§ **AIM OF THE EXERCISE**: Look through the material below. Copy each line that contains the string "species".

◇ ◇ ◇ ◇ ◇

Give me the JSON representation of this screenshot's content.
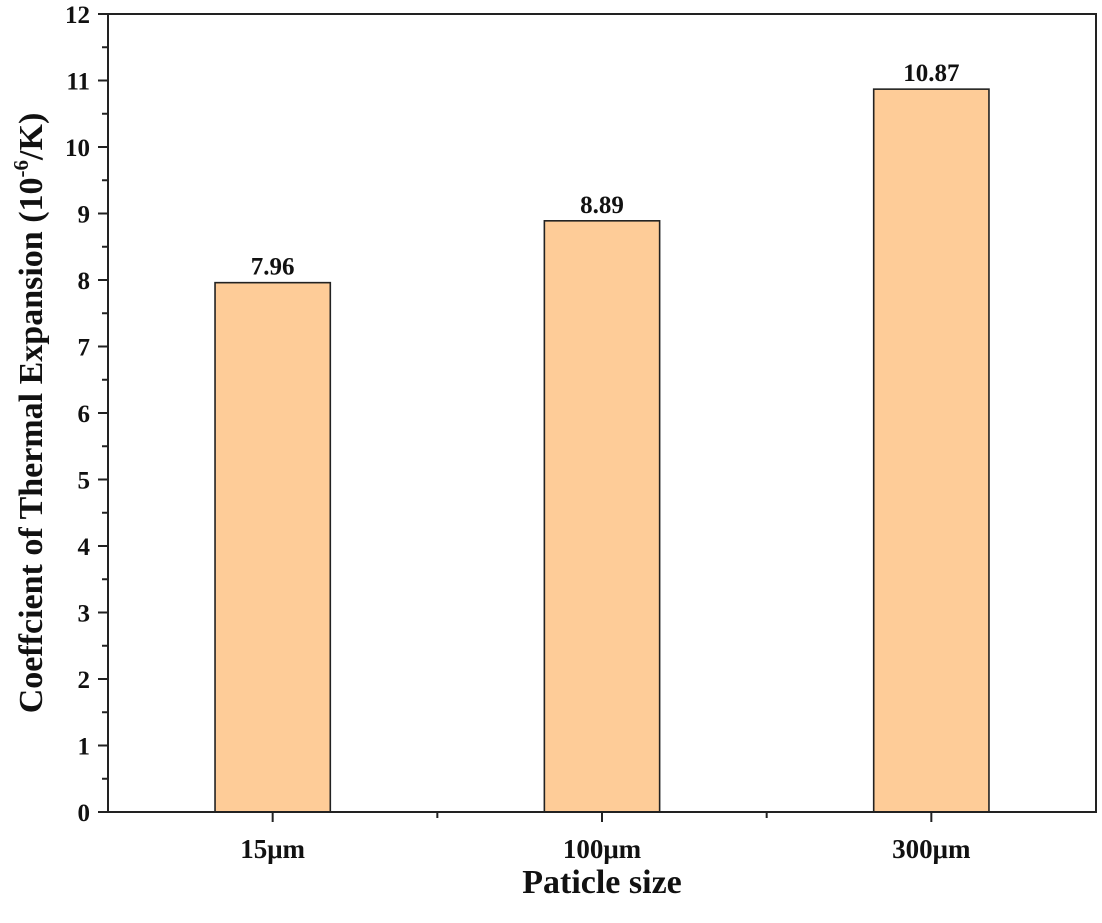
{
  "chart_data": {
    "type": "bar",
    "categories": [
      "15μm",
      "100μm",
      "300μm"
    ],
    "values": [
      7.96,
      8.89,
      10.87
    ],
    "data_labels": [
      "7.96",
      "8.89",
      "10.87"
    ],
    "title": "",
    "xlabel": "Paticle size",
    "ylabel_main": "Coeffcient of Thermal Expansion (10",
    "ylabel_sup": "-6",
    "ylabel_tail": "/K)",
    "ylim": [
      0,
      12
    ],
    "yticks": [
      0,
      1,
      2,
      3,
      4,
      5,
      6,
      7,
      8,
      9,
      10,
      11,
      12
    ],
    "grid": false,
    "legend": "none",
    "bar_color": "#fecc98",
    "axis_color": "#222222"
  }
}
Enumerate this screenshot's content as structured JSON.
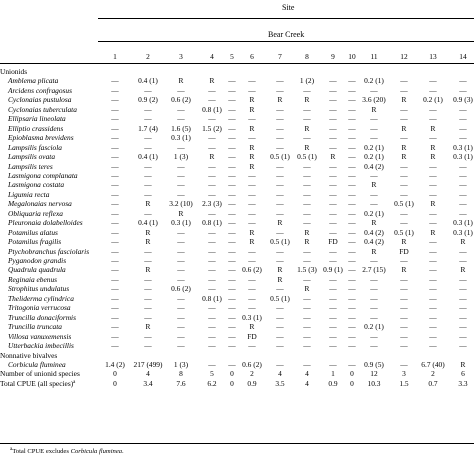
{
  "header": {
    "site_label": "Site",
    "creek_label": "Bear Creek"
  },
  "columns": [
    "1",
    "2",
    "3",
    "4",
    "5",
    "6",
    "7",
    "8",
    "9",
    "10",
    "11",
    "12",
    "13",
    "14"
  ],
  "sections": {
    "unionids": "Unionids",
    "nonnative": "Nonnative bivalves"
  },
  "unionid_rows": [
    {
      "name": "Amblema plicata",
      "values": [
        "—",
        "0.4 (1)",
        "R",
        "R",
        "—",
        "—",
        "—",
        "1 (2)",
        "—",
        "—",
        "0.2 (1)",
        "—",
        "—",
        "—"
      ]
    },
    {
      "name": "Arcidens confragosus",
      "values": [
        "—",
        "—",
        "—",
        "—",
        "—",
        "—",
        "—",
        "—",
        "—",
        "—",
        "—",
        "—",
        "—",
        "—"
      ]
    },
    {
      "name": "Cyclonaias pustulosa",
      "values": [
        "—",
        "0.9 (2)",
        "0.6 (2)",
        "—",
        "—",
        "R",
        "R",
        "R",
        "—",
        "—",
        "3.6 (20)",
        "R",
        "0.2 (1)",
        "0.9 (3)"
      ]
    },
    {
      "name": "Cyclonaias tuberculata",
      "values": [
        "—",
        "—",
        "—",
        "0.8 (1)",
        "—",
        "R",
        "—",
        "—",
        "—",
        "—",
        "R",
        "—",
        "—",
        "—"
      ]
    },
    {
      "name": "Ellipsaria lineolata",
      "values": [
        "—",
        "—",
        "—",
        "—",
        "—",
        "—",
        "—",
        "—",
        "—",
        "—",
        "—",
        "—",
        "—",
        "—"
      ]
    },
    {
      "name": "Elliptio crassidens",
      "values": [
        "—",
        "1.7 (4)",
        "1.6 (5)",
        "1.5 (2)",
        "—",
        "R",
        "—",
        "R",
        "—",
        "—",
        "—",
        "R",
        "R",
        "—"
      ]
    },
    {
      "name": "Epioblasma brevidens",
      "values": [
        "—",
        "—",
        "0.3 (1)",
        "—",
        "—",
        "—",
        "—",
        "—",
        "—",
        "—",
        "—",
        "—",
        "—",
        "—"
      ]
    },
    {
      "name": "Lampsilis fasciola",
      "values": [
        "—",
        "—",
        "—",
        "—",
        "—",
        "R",
        "—",
        "R",
        "—",
        "—",
        "0.2 (1)",
        "R",
        "R",
        "0.3 (1)"
      ]
    },
    {
      "name": "Lampsilis ovata",
      "values": [
        "—",
        "0.4 (1)",
        "1 (3)",
        "R",
        "—",
        "R",
        "0.5 (1)",
        "0.5 (1)",
        "R",
        "—",
        "0.2 (1)",
        "R",
        "R",
        "0.3 (1)"
      ]
    },
    {
      "name": "Lampsilis teres",
      "values": [
        "—",
        "—",
        "—",
        "—",
        "—",
        "R",
        "—",
        "—",
        "—",
        "—",
        "0.4 (2)",
        "—",
        "—",
        "—"
      ]
    },
    {
      "name": "Lasmigona complanata",
      "values": [
        "—",
        "—",
        "—",
        "—",
        "—",
        "—",
        "—",
        "—",
        "—",
        "—",
        "—",
        "—",
        "—",
        "—"
      ]
    },
    {
      "name": "Lasmigona costata",
      "values": [
        "—",
        "—",
        "—",
        "—",
        "—",
        "—",
        "—",
        "—",
        "—",
        "—",
        "R",
        "—",
        "—",
        "—"
      ]
    },
    {
      "name": "Ligumia recta",
      "values": [
        "—",
        "—",
        "—",
        "—",
        "—",
        "—",
        "—",
        "—",
        "—",
        "—",
        "—",
        "—",
        "—",
        "—"
      ]
    },
    {
      "name": "Megalonaias nervosa",
      "values": [
        "—",
        "R",
        "3.2 (10)",
        "2.3 (3)",
        "—",
        "—",
        "—",
        "—",
        "—",
        "—",
        "—",
        "0.5 (1)",
        "R",
        "—"
      ]
    },
    {
      "name": "Obliquaria reflexa",
      "values": [
        "—",
        "—",
        "R",
        "—",
        "—",
        "—",
        "—",
        "—",
        "—",
        "—",
        "0.2 (1)",
        "—",
        "—",
        "—"
      ]
    },
    {
      "name": "Pleuronaia dolabelloides",
      "values": [
        "—",
        "0.4 (1)",
        "0.3 (1)",
        "0.8 (1)",
        "—",
        "—",
        "R",
        "—",
        "—",
        "—",
        "R",
        "—",
        "—",
        "0.3 (1)"
      ]
    },
    {
      "name": "Potamilus alatus",
      "values": [
        "—",
        "R",
        "—",
        "—",
        "—",
        "R",
        "—",
        "R",
        "—",
        "—",
        "0.4 (2)",
        "0.5 (1)",
        "R",
        "0.3 (1)"
      ]
    },
    {
      "name": "Potamilus fragilis",
      "values": [
        "—",
        "R",
        "—",
        "—",
        "—",
        "R",
        "0.5 (1)",
        "R",
        "FD",
        "—",
        "0.4 (2)",
        "R",
        "—",
        "R"
      ]
    },
    {
      "name": "Ptychobranchus fasciolaris",
      "values": [
        "—",
        "—",
        "—",
        "—",
        "—",
        "—",
        "—",
        "—",
        "—",
        "—",
        "R",
        "FD",
        "—",
        "—"
      ]
    },
    {
      "name": "Pyganodon grandis",
      "values": [
        "—",
        "—",
        "—",
        "—",
        "—",
        "—",
        "—",
        "—",
        "—",
        "—",
        "—",
        "—",
        "—",
        "—"
      ]
    },
    {
      "name": "Quadrula quadrula",
      "values": [
        "—",
        "R",
        "—",
        "—",
        "—",
        "0.6 (2)",
        "R",
        "1.5 (3)",
        "0.9 (1)",
        "—",
        "2.7 (15)",
        "R",
        "—",
        "R"
      ]
    },
    {
      "name": "Reginaia ebenus",
      "values": [
        "—",
        "—",
        "—",
        "—",
        "—",
        "—",
        "R",
        "—",
        "—",
        "—",
        "—",
        "—",
        "—",
        "—"
      ]
    },
    {
      "name": "Strophitus undulatus",
      "values": [
        "—",
        "—",
        "0.6 (2)",
        "—",
        "—",
        "—",
        "—",
        "R",
        "—",
        "—",
        "—",
        "—",
        "—",
        "—"
      ]
    },
    {
      "name": "Theliderma cylindrica",
      "values": [
        "—",
        "—",
        "—",
        "0.8 (1)",
        "—",
        "—",
        "0.5 (1)",
        "—",
        "—",
        "—",
        "—",
        "—",
        "—",
        "—"
      ]
    },
    {
      "name": "Tritogonia verrucosa",
      "values": [
        "—",
        "—",
        "—",
        "—",
        "—",
        "—",
        "—",
        "—",
        "—",
        "—",
        "—",
        "—",
        "—",
        "—"
      ]
    },
    {
      "name": "Truncilla donaciformis",
      "values": [
        "—",
        "—",
        "—",
        "—",
        "—",
        "0.3 (1)",
        "—",
        "—",
        "—",
        "—",
        "—",
        "—",
        "—",
        "—"
      ]
    },
    {
      "name": "Truncilla truncata",
      "values": [
        "—",
        "R",
        "—",
        "—",
        "—",
        "R",
        "—",
        "—",
        "—",
        "—",
        "0.2 (1)",
        "—",
        "—",
        "—"
      ]
    },
    {
      "name": "Villosa vanuxemensis",
      "values": [
        "—",
        "—",
        "—",
        "—",
        "—",
        "FD",
        "—",
        "—",
        "—",
        "—",
        "—",
        "—",
        "—",
        "—"
      ]
    },
    {
      "name": "Utterbackia imbecillis",
      "values": [
        "—",
        "—",
        "—",
        "—",
        "—",
        "—",
        "—",
        "—",
        "—",
        "—",
        "—",
        "—",
        "—",
        "—"
      ]
    }
  ],
  "nonnative_rows": [
    {
      "name": "Corbicula fluminea",
      "values": [
        "1.4 (2)",
        "217 (499)",
        "1 (3)",
        "—",
        "—",
        "0.6 (2)",
        "—",
        "—",
        "—",
        "—",
        "0.9 (5)",
        "—",
        "6.7 (40)",
        "R"
      ]
    }
  ],
  "summary_rows": [
    {
      "label": "Number of unionid species",
      "values": [
        "0",
        "4",
        "8",
        "5",
        "0",
        "2",
        "4",
        "4",
        "1",
        "0",
        "12",
        "3",
        "2",
        "6"
      ]
    },
    {
      "label": "Total CPUE (all species)",
      "note_mark": "a",
      "values": [
        "0",
        "3.4",
        "7.6",
        "6.2",
        "0",
        "0.9",
        "3.5",
        "4",
        "0.9",
        "0",
        "10.3",
        "1.5",
        "0.7",
        "3.3"
      ]
    }
  ],
  "footnote": {
    "mark": "a",
    "text": "Total CPUE excludes",
    "species": "Corbicula fluminea",
    "end": "."
  }
}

◇ ◇ ◇ ◇ ◇

§ **THE RESULT**:
      "label": "Number of unionid species",
      "label": "Total CPUE (all species)",
    "species": "Corbicula fluminea",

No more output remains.